------ GIVEN RECORDS

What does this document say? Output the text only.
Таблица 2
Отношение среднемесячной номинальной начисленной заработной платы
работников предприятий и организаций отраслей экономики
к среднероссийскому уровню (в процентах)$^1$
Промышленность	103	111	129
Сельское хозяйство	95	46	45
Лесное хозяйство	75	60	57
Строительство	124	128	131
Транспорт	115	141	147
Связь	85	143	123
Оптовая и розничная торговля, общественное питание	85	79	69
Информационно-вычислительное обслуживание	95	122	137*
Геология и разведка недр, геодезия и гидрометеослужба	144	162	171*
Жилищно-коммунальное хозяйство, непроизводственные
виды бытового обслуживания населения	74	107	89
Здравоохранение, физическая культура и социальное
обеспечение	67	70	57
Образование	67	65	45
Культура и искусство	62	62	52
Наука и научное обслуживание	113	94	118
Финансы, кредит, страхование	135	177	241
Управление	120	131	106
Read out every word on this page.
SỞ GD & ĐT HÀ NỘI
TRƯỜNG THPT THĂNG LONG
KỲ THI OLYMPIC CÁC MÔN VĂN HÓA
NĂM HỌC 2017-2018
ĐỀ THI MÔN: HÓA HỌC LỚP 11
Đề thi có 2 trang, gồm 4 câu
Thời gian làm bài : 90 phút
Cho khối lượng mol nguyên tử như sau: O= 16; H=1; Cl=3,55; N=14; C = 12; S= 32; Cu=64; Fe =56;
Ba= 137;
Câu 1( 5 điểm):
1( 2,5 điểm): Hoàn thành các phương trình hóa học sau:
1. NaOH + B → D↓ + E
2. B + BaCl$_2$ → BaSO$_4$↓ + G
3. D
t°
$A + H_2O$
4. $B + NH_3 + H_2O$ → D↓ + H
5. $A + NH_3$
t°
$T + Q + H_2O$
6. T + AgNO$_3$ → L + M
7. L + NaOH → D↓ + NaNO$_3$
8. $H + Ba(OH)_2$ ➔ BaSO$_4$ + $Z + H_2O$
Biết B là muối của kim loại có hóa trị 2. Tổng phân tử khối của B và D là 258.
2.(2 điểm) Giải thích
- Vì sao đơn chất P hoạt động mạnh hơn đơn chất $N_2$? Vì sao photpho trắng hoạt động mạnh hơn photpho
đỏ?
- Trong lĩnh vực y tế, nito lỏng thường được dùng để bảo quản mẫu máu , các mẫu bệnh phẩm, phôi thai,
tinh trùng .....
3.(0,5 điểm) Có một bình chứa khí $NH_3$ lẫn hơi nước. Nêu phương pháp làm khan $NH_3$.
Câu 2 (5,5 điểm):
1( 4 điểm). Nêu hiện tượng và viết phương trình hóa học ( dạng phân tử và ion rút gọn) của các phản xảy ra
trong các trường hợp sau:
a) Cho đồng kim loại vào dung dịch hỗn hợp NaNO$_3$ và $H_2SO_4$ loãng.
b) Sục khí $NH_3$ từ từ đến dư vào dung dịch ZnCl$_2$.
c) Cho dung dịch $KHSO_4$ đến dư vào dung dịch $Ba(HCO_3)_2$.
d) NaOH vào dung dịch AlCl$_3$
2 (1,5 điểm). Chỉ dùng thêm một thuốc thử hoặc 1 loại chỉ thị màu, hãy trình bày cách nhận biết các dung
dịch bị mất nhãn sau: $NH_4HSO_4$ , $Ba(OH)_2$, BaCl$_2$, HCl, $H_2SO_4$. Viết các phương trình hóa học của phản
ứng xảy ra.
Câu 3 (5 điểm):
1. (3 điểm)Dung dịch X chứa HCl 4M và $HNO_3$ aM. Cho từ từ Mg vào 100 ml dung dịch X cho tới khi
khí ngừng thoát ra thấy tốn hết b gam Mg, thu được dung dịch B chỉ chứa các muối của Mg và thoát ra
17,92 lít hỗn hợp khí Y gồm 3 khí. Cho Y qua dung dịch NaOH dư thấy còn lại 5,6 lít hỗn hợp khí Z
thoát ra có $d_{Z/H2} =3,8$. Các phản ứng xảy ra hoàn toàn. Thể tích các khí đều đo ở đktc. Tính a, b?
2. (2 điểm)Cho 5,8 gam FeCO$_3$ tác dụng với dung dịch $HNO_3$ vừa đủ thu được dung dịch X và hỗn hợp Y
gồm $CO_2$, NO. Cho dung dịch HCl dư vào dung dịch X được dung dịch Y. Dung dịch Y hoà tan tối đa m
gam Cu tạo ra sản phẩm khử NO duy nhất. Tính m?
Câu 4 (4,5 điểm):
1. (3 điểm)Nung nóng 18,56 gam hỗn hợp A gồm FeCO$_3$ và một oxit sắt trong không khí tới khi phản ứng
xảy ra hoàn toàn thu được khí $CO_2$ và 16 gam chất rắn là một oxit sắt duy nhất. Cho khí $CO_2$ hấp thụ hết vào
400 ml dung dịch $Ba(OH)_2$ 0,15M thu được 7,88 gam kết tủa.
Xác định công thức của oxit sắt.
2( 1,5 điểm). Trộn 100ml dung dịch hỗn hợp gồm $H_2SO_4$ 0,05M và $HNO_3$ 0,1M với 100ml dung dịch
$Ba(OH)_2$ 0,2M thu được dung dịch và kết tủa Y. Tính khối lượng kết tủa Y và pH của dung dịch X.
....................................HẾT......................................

------------
------ GIVEN RECORDS

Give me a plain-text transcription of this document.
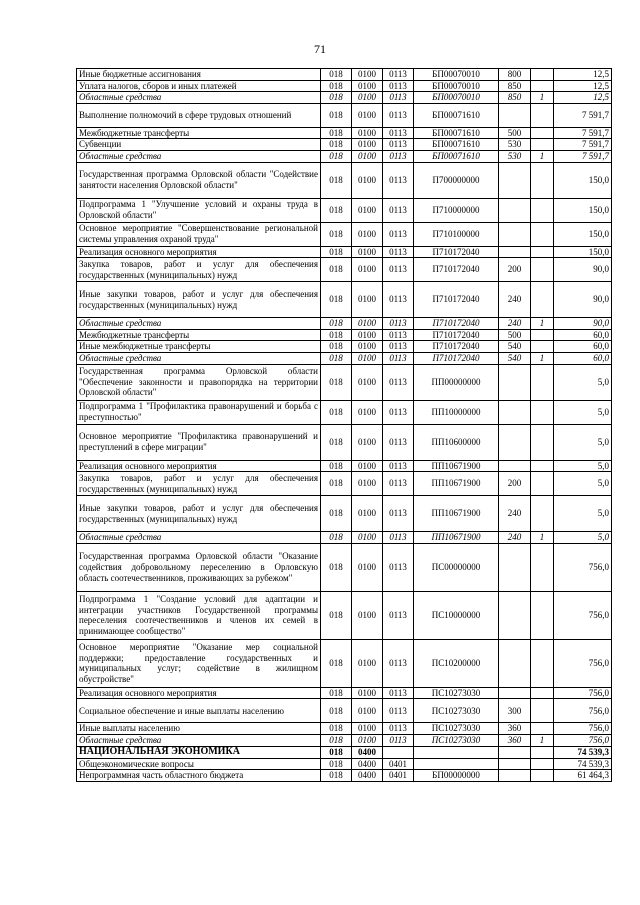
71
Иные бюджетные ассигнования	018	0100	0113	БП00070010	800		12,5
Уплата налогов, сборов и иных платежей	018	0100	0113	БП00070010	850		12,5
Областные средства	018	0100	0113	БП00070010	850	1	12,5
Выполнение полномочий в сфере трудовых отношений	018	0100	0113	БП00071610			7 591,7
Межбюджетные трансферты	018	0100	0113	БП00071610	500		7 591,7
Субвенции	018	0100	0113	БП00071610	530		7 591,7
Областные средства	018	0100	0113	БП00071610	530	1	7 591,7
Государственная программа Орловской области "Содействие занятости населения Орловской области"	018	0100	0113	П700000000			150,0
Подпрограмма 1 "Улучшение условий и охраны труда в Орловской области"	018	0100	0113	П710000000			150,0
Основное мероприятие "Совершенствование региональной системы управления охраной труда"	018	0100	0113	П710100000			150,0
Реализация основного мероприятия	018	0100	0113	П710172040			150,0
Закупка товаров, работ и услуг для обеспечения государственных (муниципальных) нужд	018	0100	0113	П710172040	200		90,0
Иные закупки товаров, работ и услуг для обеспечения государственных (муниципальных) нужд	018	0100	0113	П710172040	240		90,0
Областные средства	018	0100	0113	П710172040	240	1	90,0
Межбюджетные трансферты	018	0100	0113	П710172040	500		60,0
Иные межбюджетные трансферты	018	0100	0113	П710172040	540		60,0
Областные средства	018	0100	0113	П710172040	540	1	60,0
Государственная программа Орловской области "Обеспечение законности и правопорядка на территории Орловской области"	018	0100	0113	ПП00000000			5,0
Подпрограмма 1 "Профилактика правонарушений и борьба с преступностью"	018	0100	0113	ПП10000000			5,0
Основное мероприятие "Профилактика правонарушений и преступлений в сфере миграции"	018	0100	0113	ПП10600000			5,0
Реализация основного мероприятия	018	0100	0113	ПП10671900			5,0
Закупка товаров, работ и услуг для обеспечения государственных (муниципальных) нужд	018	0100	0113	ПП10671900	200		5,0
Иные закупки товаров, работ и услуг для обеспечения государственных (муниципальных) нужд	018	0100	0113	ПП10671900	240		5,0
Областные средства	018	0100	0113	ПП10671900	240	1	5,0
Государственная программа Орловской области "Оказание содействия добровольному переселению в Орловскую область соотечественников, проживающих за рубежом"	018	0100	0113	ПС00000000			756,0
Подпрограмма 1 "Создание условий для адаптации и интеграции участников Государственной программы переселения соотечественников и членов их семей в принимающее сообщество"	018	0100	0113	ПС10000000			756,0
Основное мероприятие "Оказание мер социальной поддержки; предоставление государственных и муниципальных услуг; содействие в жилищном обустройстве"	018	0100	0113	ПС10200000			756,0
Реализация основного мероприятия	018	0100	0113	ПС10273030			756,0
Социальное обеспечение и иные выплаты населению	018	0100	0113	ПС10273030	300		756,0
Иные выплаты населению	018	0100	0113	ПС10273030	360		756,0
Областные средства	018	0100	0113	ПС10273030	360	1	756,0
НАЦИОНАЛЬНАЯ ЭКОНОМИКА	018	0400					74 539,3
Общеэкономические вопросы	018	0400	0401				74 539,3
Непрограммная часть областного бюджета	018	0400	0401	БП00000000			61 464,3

------------

• **TASK STATEMENT**
Copy every line above that includes the string "muối".

• **THE OUTPUT**
Biết B là muối của kim loại có hóa trị 2. Tổng phân tử khối của B và D là 258.
khí ngừng thoát ra thấy tốn hết b gam Mg, thu được dung dịch B chỉ chứa các muối của Mg và thoát ra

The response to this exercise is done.